■ SHORT PROBLEM ■
Every record should be written out exactly, please.

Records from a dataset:
+++++
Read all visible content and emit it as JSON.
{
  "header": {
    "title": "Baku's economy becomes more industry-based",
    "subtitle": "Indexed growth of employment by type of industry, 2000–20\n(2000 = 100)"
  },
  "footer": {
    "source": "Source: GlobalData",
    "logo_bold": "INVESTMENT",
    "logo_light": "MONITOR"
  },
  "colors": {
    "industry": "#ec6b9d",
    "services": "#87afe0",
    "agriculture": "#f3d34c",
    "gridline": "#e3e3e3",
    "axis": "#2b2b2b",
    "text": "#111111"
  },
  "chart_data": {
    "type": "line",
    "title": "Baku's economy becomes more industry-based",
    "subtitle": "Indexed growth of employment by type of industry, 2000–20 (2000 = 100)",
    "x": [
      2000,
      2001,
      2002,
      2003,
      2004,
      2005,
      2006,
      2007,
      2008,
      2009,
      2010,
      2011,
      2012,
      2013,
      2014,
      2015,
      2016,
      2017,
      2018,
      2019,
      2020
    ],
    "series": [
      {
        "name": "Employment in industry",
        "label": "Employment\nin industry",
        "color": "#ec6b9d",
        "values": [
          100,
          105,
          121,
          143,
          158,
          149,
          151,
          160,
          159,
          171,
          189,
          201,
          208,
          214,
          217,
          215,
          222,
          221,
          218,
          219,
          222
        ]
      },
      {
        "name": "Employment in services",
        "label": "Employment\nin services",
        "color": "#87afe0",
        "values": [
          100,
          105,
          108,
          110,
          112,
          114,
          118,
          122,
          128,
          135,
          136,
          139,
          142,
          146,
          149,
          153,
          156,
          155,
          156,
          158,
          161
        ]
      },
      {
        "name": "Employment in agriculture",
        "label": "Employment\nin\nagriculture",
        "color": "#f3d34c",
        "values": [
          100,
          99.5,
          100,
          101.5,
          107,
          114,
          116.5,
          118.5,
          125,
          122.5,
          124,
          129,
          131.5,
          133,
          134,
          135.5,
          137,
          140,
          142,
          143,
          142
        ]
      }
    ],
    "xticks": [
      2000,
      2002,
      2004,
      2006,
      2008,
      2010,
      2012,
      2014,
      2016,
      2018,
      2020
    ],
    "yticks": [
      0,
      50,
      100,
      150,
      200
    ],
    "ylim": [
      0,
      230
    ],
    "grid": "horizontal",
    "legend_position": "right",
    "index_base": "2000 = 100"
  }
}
+++++
■ RESULT OF THE EXERCISE ■
Read all visible content and emit it as JSON.
{
  "header": {
    "title": "Baku's economy becomes more industry-based",
    "subtitle": "Indexed growth of employment by type of industry, 2000–20\n(2000 = 100)"
  },
  "footer": {
    "source": "Source: GlobalData",
    "logo_bold": "INVESTMENT",
    "logo_light": "MONITOR"
  },
  "colors": {
    "industry": "#ec6b9d",
    "services": "#87afe0",
    "agriculture": "#f3d34c",
    "gridline": "#e3e3e3",
    "axis": "#2b2b2b",
    "text": "#111111"
  },
  "chart_data": {
    "type": "line",
    "title": "Baku's economy becomes more industry-based",
    "subtitle": "Indexed growth of employment by type of industry, 2000–20 (2000 = 100)",
    "x": [
      2000,
      2001,
      2002,
      2003,
      2004,
      2005,
      2006,
      2007,
      2008,
      2009,
      2010,
      2011,
      2012,
      2013,
      2014,
      2015,
      2016,
      2017,
      2018,
      2019,
      2020
    ],
    "series": [
      {
        "name": "Employment in industry",
        "label": "Employment\nin industry",
        "color": "#ec6b9d",
        "values": [
          100,
          105,
          121,
          143,
          158,
          149,
          151,
          160,
          159,
          171,
          189,
          201,
          208,
          214,
          217,
          215,
          222,
          221,
          218,
          219,
          222
        ]
      },
      {
        "name": "Employment in services",
        "label": "Employment\nin services",
        "color": "#87afe0",
        "values": [
          100,
          105,
          108,
          110,
          112,
          114,
          118,
          122,
          128,
          135,
          136,
          139,
          142,
          146,
          149,
          153,
          156,
          155,
          156,
          158,
          161
        ]
      },
      {
        "name": "Employment in agriculture",
        "label": "Employment\nin\nagriculture",
        "color": "#f3d34c",
        "values": [
          100,
          99.5,
          100,
          101.5,
          107,
          114,
          116.5,
          118.5,
          125,
          122.5,
          124,
          129,
          131.5,
          133,
          134,
          135.5,
          137,
          140,
          142,
          143,
          142
        ]
      }
    ],
    "xticks": [
      2000,
      2002,
      2004,
      2006,
      2008,
      2010,
      2012,
      2014,
      2016,
      2018,
      2020
    ],
    "yticks": [
      0,
      50,
      100,
      150,
      200
    ],
    "ylim": [
      0,
      230
    ],
    "grid": "horizontal",
    "legend_position": "right",
    "index_base": "2000 = 100"
  }
}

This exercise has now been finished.